═══ Record excerpts ═══

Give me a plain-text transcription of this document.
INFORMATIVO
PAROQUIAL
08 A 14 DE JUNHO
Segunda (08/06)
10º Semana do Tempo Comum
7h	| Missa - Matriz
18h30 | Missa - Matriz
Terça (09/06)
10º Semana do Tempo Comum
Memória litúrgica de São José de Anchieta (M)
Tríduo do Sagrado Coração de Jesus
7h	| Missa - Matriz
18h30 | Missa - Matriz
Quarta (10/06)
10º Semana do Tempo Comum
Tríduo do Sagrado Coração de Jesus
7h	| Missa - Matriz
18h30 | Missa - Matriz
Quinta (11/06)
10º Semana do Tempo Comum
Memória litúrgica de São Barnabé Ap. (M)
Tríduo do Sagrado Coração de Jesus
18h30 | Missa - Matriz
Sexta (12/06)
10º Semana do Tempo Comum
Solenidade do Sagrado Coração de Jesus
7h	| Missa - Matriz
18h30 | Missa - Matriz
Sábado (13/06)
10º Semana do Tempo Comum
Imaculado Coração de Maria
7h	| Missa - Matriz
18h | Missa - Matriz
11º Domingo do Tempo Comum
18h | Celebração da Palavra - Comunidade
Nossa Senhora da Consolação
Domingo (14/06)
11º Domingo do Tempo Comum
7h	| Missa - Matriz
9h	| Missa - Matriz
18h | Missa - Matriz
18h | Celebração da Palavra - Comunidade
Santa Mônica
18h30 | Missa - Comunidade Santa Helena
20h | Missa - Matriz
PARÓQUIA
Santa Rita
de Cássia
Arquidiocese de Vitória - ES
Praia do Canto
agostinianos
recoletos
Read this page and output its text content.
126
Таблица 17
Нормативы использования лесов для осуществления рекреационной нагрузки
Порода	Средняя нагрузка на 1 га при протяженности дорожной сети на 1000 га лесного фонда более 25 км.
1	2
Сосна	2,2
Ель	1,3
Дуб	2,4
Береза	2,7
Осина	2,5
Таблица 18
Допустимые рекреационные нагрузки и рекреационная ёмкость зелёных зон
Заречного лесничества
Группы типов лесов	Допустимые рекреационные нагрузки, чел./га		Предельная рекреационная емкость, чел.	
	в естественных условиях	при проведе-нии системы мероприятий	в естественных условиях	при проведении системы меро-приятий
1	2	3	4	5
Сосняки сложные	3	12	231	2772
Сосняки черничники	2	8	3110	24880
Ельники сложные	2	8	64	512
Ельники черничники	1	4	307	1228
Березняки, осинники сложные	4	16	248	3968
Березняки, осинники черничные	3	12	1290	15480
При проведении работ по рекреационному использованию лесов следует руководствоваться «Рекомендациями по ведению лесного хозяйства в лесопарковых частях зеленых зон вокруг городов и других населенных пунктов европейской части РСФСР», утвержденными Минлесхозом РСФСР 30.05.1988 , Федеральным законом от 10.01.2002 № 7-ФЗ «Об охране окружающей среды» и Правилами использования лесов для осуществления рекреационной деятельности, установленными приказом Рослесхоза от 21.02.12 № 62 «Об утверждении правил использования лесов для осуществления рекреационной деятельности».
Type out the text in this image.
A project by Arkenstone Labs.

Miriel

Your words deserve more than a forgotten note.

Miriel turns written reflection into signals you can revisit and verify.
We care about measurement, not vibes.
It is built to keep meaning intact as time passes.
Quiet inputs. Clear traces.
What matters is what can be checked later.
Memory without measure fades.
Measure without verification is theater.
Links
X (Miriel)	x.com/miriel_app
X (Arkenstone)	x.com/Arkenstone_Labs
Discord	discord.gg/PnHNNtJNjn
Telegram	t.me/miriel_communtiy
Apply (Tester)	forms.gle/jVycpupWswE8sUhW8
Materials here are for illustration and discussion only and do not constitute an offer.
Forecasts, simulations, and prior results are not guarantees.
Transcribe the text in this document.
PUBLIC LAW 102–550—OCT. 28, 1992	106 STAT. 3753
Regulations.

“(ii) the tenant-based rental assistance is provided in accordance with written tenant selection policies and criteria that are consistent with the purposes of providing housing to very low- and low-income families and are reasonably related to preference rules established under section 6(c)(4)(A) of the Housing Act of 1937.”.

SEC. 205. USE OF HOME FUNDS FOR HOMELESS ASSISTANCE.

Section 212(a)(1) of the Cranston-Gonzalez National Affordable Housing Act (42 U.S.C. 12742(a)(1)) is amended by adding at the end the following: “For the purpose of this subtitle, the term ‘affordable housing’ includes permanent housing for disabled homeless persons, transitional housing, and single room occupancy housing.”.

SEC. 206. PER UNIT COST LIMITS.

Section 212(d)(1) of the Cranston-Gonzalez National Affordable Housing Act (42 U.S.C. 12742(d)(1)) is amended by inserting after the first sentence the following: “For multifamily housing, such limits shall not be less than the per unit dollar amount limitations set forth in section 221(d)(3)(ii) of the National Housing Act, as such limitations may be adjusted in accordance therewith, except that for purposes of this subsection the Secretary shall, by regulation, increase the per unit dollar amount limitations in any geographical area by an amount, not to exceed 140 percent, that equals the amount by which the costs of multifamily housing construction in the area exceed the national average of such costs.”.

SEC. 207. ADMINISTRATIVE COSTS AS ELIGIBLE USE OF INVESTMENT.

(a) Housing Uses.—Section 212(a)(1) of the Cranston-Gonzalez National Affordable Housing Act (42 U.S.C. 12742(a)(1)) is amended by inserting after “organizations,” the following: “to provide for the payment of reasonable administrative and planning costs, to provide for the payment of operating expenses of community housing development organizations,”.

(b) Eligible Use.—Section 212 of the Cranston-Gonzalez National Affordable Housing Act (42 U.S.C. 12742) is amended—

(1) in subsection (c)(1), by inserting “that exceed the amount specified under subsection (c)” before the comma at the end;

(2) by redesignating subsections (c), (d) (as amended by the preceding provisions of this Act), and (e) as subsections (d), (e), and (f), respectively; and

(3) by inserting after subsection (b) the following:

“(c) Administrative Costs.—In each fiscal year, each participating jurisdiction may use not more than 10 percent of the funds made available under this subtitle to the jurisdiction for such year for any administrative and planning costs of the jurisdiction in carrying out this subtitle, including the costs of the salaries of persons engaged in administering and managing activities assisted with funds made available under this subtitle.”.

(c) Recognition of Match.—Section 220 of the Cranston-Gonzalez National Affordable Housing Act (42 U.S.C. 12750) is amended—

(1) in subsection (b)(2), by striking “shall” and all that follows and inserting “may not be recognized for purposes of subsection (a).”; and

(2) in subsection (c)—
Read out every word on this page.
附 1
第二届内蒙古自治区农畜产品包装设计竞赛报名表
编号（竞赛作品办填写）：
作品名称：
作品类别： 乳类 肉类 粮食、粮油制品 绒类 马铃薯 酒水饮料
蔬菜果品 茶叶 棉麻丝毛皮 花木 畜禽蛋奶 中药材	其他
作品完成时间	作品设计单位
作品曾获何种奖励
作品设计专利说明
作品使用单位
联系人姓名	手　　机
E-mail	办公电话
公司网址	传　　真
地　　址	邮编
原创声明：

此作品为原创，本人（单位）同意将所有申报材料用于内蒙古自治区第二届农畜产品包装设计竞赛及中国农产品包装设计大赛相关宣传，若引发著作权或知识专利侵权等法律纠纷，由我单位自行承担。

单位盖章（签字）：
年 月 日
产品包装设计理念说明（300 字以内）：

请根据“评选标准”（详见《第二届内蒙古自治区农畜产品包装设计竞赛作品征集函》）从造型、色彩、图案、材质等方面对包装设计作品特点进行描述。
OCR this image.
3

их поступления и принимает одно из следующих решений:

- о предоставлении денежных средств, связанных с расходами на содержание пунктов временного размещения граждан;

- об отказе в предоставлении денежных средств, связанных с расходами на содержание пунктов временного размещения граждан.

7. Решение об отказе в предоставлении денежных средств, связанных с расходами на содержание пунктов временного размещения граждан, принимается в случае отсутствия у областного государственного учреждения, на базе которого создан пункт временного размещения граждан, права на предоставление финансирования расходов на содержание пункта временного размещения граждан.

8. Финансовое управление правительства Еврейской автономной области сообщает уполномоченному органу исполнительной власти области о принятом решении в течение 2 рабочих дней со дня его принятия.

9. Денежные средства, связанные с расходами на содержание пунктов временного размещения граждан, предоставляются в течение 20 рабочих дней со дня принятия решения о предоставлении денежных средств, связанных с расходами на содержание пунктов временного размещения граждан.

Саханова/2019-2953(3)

═══

Short task:
From the records above, pull out every line containing the word "without".

Exercise answer:
Memory without measure fades.
Measure without verification is theater.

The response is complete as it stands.